** DATA RECORDS **
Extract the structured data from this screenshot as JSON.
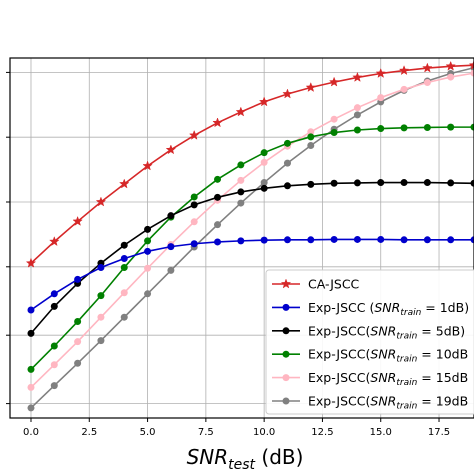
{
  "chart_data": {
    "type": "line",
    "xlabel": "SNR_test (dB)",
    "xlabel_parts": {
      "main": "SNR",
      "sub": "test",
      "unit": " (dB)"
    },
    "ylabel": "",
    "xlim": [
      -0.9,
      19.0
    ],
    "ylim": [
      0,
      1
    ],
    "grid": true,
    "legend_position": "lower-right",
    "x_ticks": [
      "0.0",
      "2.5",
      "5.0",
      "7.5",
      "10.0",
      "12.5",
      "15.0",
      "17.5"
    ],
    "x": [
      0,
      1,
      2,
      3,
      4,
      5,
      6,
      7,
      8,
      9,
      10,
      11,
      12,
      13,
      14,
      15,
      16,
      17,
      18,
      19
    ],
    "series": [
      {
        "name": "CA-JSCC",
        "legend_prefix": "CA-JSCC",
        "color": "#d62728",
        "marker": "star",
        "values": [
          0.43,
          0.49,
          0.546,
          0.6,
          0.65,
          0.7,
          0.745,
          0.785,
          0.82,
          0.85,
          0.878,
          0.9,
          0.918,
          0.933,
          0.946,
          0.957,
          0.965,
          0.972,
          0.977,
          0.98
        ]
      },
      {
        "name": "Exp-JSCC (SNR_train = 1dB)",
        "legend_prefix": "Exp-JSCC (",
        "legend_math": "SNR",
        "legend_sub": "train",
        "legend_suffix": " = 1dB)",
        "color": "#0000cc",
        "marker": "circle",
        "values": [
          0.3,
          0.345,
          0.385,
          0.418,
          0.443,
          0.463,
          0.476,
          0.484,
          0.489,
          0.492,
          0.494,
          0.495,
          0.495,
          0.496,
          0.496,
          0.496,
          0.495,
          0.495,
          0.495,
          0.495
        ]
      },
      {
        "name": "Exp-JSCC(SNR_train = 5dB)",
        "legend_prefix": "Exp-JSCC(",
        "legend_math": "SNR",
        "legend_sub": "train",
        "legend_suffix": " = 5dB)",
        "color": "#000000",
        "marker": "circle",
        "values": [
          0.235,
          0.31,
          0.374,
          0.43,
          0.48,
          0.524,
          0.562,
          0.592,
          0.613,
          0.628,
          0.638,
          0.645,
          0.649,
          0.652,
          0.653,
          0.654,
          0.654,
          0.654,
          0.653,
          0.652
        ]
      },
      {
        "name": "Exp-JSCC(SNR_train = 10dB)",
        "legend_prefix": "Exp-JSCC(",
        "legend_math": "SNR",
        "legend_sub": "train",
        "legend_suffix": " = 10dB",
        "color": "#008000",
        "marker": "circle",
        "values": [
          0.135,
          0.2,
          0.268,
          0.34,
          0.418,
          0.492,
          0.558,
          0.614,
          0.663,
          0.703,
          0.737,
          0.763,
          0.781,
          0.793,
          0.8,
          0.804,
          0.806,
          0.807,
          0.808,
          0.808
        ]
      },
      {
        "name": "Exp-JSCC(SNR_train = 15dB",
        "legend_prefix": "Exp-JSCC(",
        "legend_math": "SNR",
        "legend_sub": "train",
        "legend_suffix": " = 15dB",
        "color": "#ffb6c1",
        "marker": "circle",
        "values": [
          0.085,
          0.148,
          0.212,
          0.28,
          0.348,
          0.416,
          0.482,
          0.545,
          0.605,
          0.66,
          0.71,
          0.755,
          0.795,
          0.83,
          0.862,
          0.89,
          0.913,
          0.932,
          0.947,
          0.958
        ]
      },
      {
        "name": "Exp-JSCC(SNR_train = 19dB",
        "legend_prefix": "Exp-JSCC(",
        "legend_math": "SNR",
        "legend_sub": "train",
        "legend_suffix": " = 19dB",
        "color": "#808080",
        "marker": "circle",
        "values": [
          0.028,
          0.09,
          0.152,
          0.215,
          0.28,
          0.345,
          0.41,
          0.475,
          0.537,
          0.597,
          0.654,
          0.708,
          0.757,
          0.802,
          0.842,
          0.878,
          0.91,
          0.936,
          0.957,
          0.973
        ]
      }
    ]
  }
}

** EXERCISE **
Print the whole listing above once more, word for word, without its pictures.

** FULL RESPONSE **
Extract the structured data from this screenshot as JSON.
{
  "chart_data": {
    "type": "line",
    "xlabel": "SNR_test (dB)",
    "xlabel_parts": {
      "main": "SNR",
      "sub": "test",
      "unit": " (dB)"
    },
    "ylabel": "",
    "xlim": [
      -0.9,
      19.0
    ],
    "ylim": [
      0,
      1
    ],
    "grid": true,
    "legend_position": "lower-right",
    "x_ticks": [
      "0.0",
      "2.5",
      "5.0",
      "7.5",
      "10.0",
      "12.5",
      "15.0",
      "17.5"
    ],
    "x": [
      0,
      1,
      2,
      3,
      4,
      5,
      6,
      7,
      8,
      9,
      10,
      11,
      12,
      13,
      14,
      15,
      16,
      17,
      18,
      19
    ],
    "series": [
      {
        "name": "CA-JSCC",
        "legend_prefix": "CA-JSCC",
        "color": "#d62728",
        "marker": "star",
        "values": [
          0.43,
          0.49,
          0.546,
          0.6,
          0.65,
          0.7,
          0.745,
          0.785,
          0.82,
          0.85,
          0.878,
          0.9,
          0.918,
          0.933,
          0.946,
          0.957,
          0.965,
          0.972,
          0.977,
          0.98
        ]
      },
      {
        "name": "Exp-JSCC (SNR_train = 1dB)",
        "legend_prefix": "Exp-JSCC (",
        "legend_math": "SNR",
        "legend_sub": "train",
        "legend_suffix": " = 1dB)",
        "color": "#0000cc",
        "marker": "circle",
        "values": [
          0.3,
          0.345,
          0.385,
          0.418,
          0.443,
          0.463,
          0.476,
          0.484,
          0.489,
          0.492,
          0.494,
          0.495,
          0.495,
          0.496,
          0.496,
          0.496,
          0.495,
          0.495,
          0.495,
          0.495
        ]
      },
      {
        "name": "Exp-JSCC(SNR_train = 5dB)",
        "legend_prefix": "Exp-JSCC(",
        "legend_math": "SNR",
        "legend_sub": "train",
        "legend_suffix": " = 5dB)",
        "color": "#000000",
        "marker": "circle",
        "values": [
          0.235,
          0.31,
          0.374,
          0.43,
          0.48,
          0.524,
          0.562,
          0.592,
          0.613,
          0.628,
          0.638,
          0.645,
          0.649,
          0.652,
          0.653,
          0.654,
          0.654,
          0.654,
          0.653,
          0.652
        ]
      },
      {
        "name": "Exp-JSCC(SNR_train = 10dB)",
        "legend_prefix": "Exp-JSCC(",
        "legend_math": "SNR",
        "legend_sub": "train",
        "legend_suffix": " = 10dB",
        "color": "#008000",
        "marker": "circle",
        "values": [
          0.135,
          0.2,
          0.268,
          0.34,
          0.418,
          0.492,
          0.558,
          0.614,
          0.663,
          0.703,
          0.737,
          0.763,
          0.781,
          0.793,
          0.8,
          0.804,
          0.806,
          0.807,
          0.808,
          0.808
        ]
      },
      {
        "name": "Exp-JSCC(SNR_train = 15dB",
        "legend_prefix": "Exp-JSCC(",
        "legend_math": "SNR",
        "legend_sub": "train",
        "legend_suffix": " = 15dB",
        "color": "#ffb6c1",
        "marker": "circle",
        "values": [
          0.085,
          0.148,
          0.212,
          0.28,
          0.348,
          0.416,
          0.482,
          0.545,
          0.605,
          0.66,
          0.71,
          0.755,
          0.795,
          0.83,
          0.862,
          0.89,
          0.913,
          0.932,
          0.947,
          0.958
        ]
      },
      {
        "name": "Exp-JSCC(SNR_train = 19dB",
        "legend_prefix": "Exp-JSCC(",
        "legend_math": "SNR",
        "legend_sub": "train",
        "legend_suffix": " = 19dB",
        "color": "#808080",
        "marker": "circle",
        "values": [
          0.028,
          0.09,
          0.152,
          0.215,
          0.28,
          0.345,
          0.41,
          0.475,
          0.537,
          0.597,
          0.654,
          0.708,
          0.757,
          0.802,
          0.842,
          0.878,
          0.91,
          0.936,
          0.957,
          0.973
        ]
      }
    ]
  }
}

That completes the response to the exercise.